(EXERCISE GOAL): Update the data lines from the one holding "x-tick-label: 15 <box>412 185 422 195</box>" through the one holding "data-point <box>108 277 113 283</box>", inclusive, so that "x-axis-label" reads "x-axis-title" and nothing else changes.

#### DATA LINES

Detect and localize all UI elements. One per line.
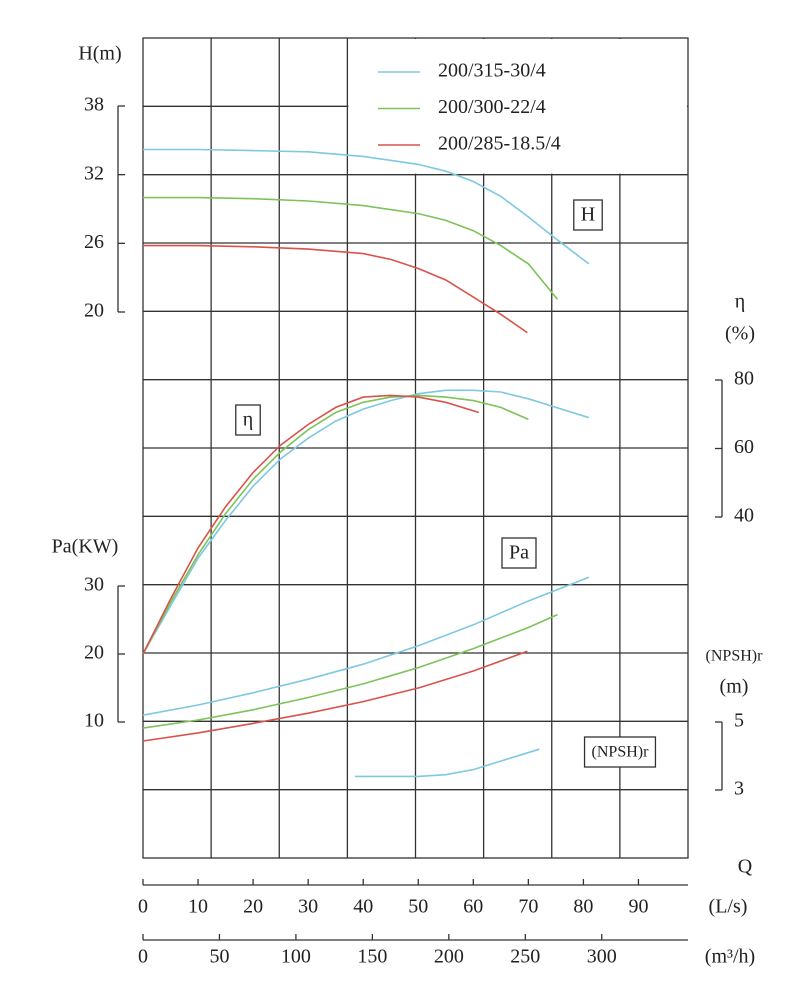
grid [142, 37, 689, 859]
x-tick-label: 40 [353, 896, 373, 918]
y-tick-label: 60 [734, 436, 754, 458]
annotation-box [573, 199, 603, 231]
y-axis-label: (NPSH)r [706, 648, 764, 665]
curve [143, 148, 590, 265]
y-axis-label: Pa(KW) [52, 536, 119, 558]
x2-tick-label: 300 [587, 946, 617, 968]
x-tick-label: 0 [138, 896, 148, 918]
annotation-box [583, 736, 657, 768]
y-tick-label: 20 [84, 642, 104, 664]
y-tick-label: 10 [84, 710, 104, 732]
annotation-box [501, 537, 537, 569]
y-tick-label: 32 [84, 162, 104, 184]
x-tick-label: 50 [408, 896, 428, 918]
x2-tick-label: 200 [434, 946, 464, 968]
curve [142, 576, 590, 716]
legend-label: 200/285-18.5/4 [438, 133, 561, 155]
x-tick-label: 80 [573, 896, 593, 918]
x-tick-label: 60 [463, 896, 483, 918]
annotation: (NPSH)r [592, 744, 650, 761]
curve [142, 394, 529, 655]
x-tick-label: 10 [188, 896, 208, 918]
y-tick-label: 5 [734, 710, 744, 732]
x2-tick-label: 50 [209, 946, 229, 968]
y-axis-label: (%) [725, 323, 755, 345]
curve [143, 244, 528, 334]
x2-axis-unit: (m³/h) [705, 946, 755, 968]
annotation: H [581, 204, 595, 226]
y-tick-label: 40 [734, 505, 754, 527]
curve [142, 650, 528, 742]
x2-tick-label: 0 [138, 946, 148, 968]
y-axis-label: (m) [720, 676, 749, 698]
x2-tick-label: 100 [281, 946, 311, 968]
x-tick-label: 70 [518, 896, 538, 918]
x-tick-label: 90 [628, 896, 648, 918]
y-tick-label: 80 [734, 368, 754, 390]
x2-tick-label: 150 [357, 946, 387, 968]
y-tick-label: 38 [84, 94, 104, 116]
y-tick-label: 26 [84, 231, 104, 253]
curve [143, 196, 559, 300]
annotation: η [243, 409, 253, 431]
annotation-box [235, 404, 261, 436]
x-tick-label: 20 [243, 896, 263, 918]
y-axis-label: η [735, 291, 745, 313]
x-axis-unit: (L/s) [709, 896, 748, 918]
y-tick-label: 20 [84, 300, 104, 322]
legend-label: 200/300-22/4 [438, 96, 546, 118]
x-axis-label: Q [738, 856, 753, 878]
x2-tick-label: 250 [510, 946, 540, 968]
curve [142, 394, 480, 655]
curve [354, 748, 540, 778]
curve [142, 389, 590, 655]
legend-label: 200/315-30/4 [438, 60, 546, 82]
curve [142, 613, 558, 729]
annotation: Pa [509, 542, 529, 564]
y-tick-label: 3 [734, 778, 744, 800]
x-tick-label: 30 [298, 896, 318, 918]
y-tick-label: 30 [84, 574, 104, 596]
legend-box [348, 39, 687, 174]
y-axis-label: H(m) [78, 43, 121, 65]
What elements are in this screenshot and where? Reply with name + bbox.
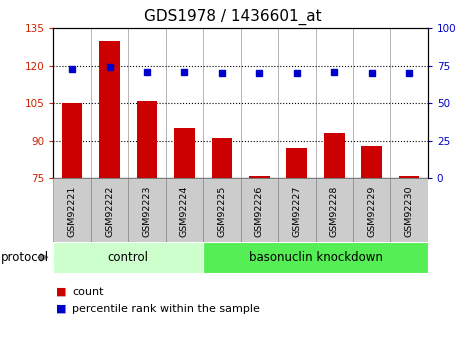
- Text: GSM92224: GSM92224: [180, 186, 189, 237]
- Text: GSM92222: GSM92222: [105, 186, 114, 237]
- Bar: [62, 103, 82, 178]
- Text: basonuclin knockdown: basonuclin knockdown: [249, 251, 382, 264]
- Text: percentile rank within the sample: percentile rank within the sample: [72, 304, 260, 314]
- Bar: [91, 178, 128, 242]
- Bar: [137, 101, 157, 178]
- Bar: [203, 242, 428, 273]
- Bar: [203, 178, 241, 242]
- Bar: [315, 178, 353, 242]
- Bar: [166, 178, 203, 242]
- Text: count: count: [72, 287, 104, 297]
- Bar: [399, 176, 419, 178]
- Bar: [174, 128, 195, 178]
- Bar: [53, 178, 91, 242]
- Bar: [324, 133, 345, 178]
- Text: GSM92227: GSM92227: [292, 186, 301, 237]
- Text: GSM92230: GSM92230: [405, 186, 413, 237]
- Text: GSM92229: GSM92229: [367, 186, 376, 237]
- Text: GSM92228: GSM92228: [330, 186, 339, 237]
- Bar: [128, 178, 166, 242]
- Text: GSM92226: GSM92226: [255, 186, 264, 237]
- Bar: [53, 242, 203, 273]
- Bar: [241, 178, 278, 242]
- Bar: [278, 178, 315, 242]
- Bar: [249, 176, 270, 178]
- Text: control: control: [108, 251, 149, 264]
- Text: GDS1978 / 1436601_at: GDS1978 / 1436601_at: [144, 9, 321, 25]
- Text: GSM92225: GSM92225: [218, 186, 226, 237]
- Text: ■: ■: [56, 304, 66, 314]
- Bar: [361, 146, 382, 178]
- Text: GSM92223: GSM92223: [143, 186, 152, 237]
- Text: protocol: protocol: [1, 251, 49, 264]
- Bar: [100, 41, 120, 178]
- Bar: [353, 178, 390, 242]
- Text: ■: ■: [56, 287, 66, 297]
- Bar: [286, 148, 307, 178]
- Text: GSM92221: GSM92221: [68, 186, 77, 237]
- Bar: [390, 178, 428, 242]
- Bar: [212, 138, 232, 178]
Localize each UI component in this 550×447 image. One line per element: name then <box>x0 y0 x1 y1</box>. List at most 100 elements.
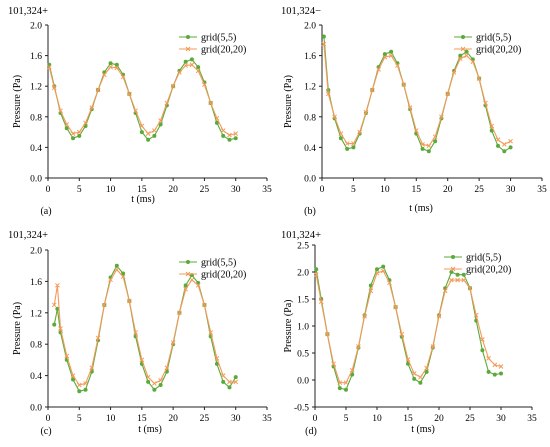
x-tick-label: 15 <box>412 185 422 195</box>
data-point <box>376 67 381 72</box>
x-tick-label: 25 <box>200 185 210 195</box>
data-point <box>152 381 157 386</box>
data-point <box>95 87 101 93</box>
y-tick-label: 2.0 <box>304 22 316 32</box>
data-point <box>51 302 57 308</box>
data-point <box>76 129 82 135</box>
data-point <box>388 53 394 58</box>
data-point <box>108 64 113 70</box>
series-line-1 <box>48 58 236 141</box>
x-axis-label: t (ms) <box>131 194 155 205</box>
data-point <box>108 277 113 283</box>
data-point <box>76 382 82 388</box>
x-tick-label: 30 <box>231 185 241 195</box>
legend-label: grid(20,20) <box>201 270 246 281</box>
data-point <box>83 381 88 386</box>
panel-label: (b) <box>304 206 316 217</box>
data-point <box>195 68 201 74</box>
data-point <box>331 361 336 367</box>
y-tick-label: 0.4 <box>30 144 42 154</box>
data-point <box>220 373 226 378</box>
legend-label: grid(5,5) <box>201 33 236 44</box>
data-point <box>492 372 497 377</box>
data-point <box>227 379 232 385</box>
y-axis-label: Pressure (Pa) <box>12 302 23 355</box>
series-line-1 <box>315 265 502 391</box>
data-point <box>114 267 120 272</box>
y-tick-label: 1.2 <box>30 83 42 93</box>
data-point <box>189 277 195 283</box>
y-tick-label: 1.5 <box>297 296 309 306</box>
chart-title: 101,324+ <box>8 230 48 241</box>
data-point <box>58 326 63 331</box>
y-tick-label: 0.4 <box>30 372 42 382</box>
y-tick-label: 1.2 <box>304 83 316 93</box>
data-point <box>325 91 331 97</box>
chart-panel-1: 0 5 10 15 20 25 30 35 0.0 0.4 0.8 1.2 1.6 2.0 101,324+… <box>8 6 272 217</box>
data-point <box>350 372 355 377</box>
legend-label: grid(20,20) <box>466 265 511 276</box>
x-tick-label: 20 <box>443 185 453 195</box>
data-point <box>233 375 238 380</box>
x-tick-label: 10 <box>106 185 116 195</box>
data-point <box>89 365 95 371</box>
data-point <box>101 72 107 78</box>
data-point <box>158 118 163 123</box>
y-axis-label: Pressure (Pa) <box>283 299 294 352</box>
series-line-1 <box>53 264 237 392</box>
x-tick-label: 35 <box>262 414 272 424</box>
data-point <box>461 277 467 283</box>
x-tick-label: 30 <box>231 414 241 424</box>
data-point <box>413 128 419 133</box>
data-point <box>338 131 344 136</box>
data-point <box>430 344 436 349</box>
data-point <box>55 282 60 288</box>
data-point <box>202 82 207 88</box>
x-tick-label: 0 <box>320 185 325 195</box>
y-axis-label: Pressure (Pa) <box>12 75 23 128</box>
x-tick-label: 15 <box>137 185 147 195</box>
x-tick-label: 10 <box>380 185 390 195</box>
data-point <box>445 91 451 97</box>
y-tick-label: 0.4 <box>304 144 316 154</box>
x-tick-label: 35 <box>527 414 537 424</box>
y-tick-label: 2.0 <box>30 22 42 32</box>
x-tick-label: 0 <box>46 414 51 424</box>
legend-label: grid(20,20) <box>476 45 521 56</box>
data-point <box>214 120 219 125</box>
data-point <box>395 63 400 68</box>
data-point <box>455 277 460 283</box>
legend-marker <box>185 271 191 277</box>
data-point <box>183 283 188 288</box>
y-axis-label: Pressure (Pa) <box>283 75 294 128</box>
data-point <box>489 128 494 133</box>
data-point <box>375 267 379 272</box>
x-tick-label: 20 <box>168 185 178 195</box>
data-point <box>189 62 195 68</box>
data-point <box>220 128 226 133</box>
data-point <box>114 65 120 71</box>
data-point <box>145 374 151 380</box>
x-axis-label: t (ms) <box>411 424 435 435</box>
legend-marker <box>451 255 455 259</box>
y-tick-label: 0.0 <box>30 404 42 414</box>
data-point <box>146 379 151 384</box>
data-point <box>196 65 201 70</box>
data-point <box>83 120 88 126</box>
x-tick-label: 25 <box>200 414 210 424</box>
data-point <box>318 299 324 305</box>
legend-label: grid(5,5) <box>466 253 501 264</box>
data-point <box>338 136 343 141</box>
data-point <box>202 302 207 308</box>
chart-panel-4: 0 5 10 15 20 25 30 35 -0.5 0.0 0.5 1.0 1.5 2.0 2.5101,… <box>281 230 537 437</box>
data-point <box>464 53 469 58</box>
data-point <box>442 288 448 294</box>
data-point <box>374 270 380 276</box>
x-tick-label: 15 <box>137 414 147 424</box>
y-tick-label: 2.5 <box>297 242 309 252</box>
data-point <box>407 105 413 110</box>
data-point <box>164 365 170 371</box>
y-tick-label: 0.8 <box>304 113 316 123</box>
legend-marker <box>460 46 466 52</box>
data-point <box>433 139 438 144</box>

########

(EXERCISE SOLUTION):
x-tick-label: 15 <box>412 185 422 195</box>
data-point <box>376 67 381 72</box>
x-tick-label: 25 <box>200 185 210 195</box>
data-point <box>152 381 157 386</box>
data-point <box>95 87 101 93</box>
y-tick-label: 2.0 <box>304 22 316 32</box>
data-point <box>51 302 57 308</box>
data-point <box>76 129 82 135</box>
data-point <box>388 53 394 58</box>
data-point <box>108 64 113 70</box>
series-line-1 <box>48 58 236 141</box>
x-axis-title: t (ms) <box>131 194 155 205</box>
data-point <box>108 277 113 283</box>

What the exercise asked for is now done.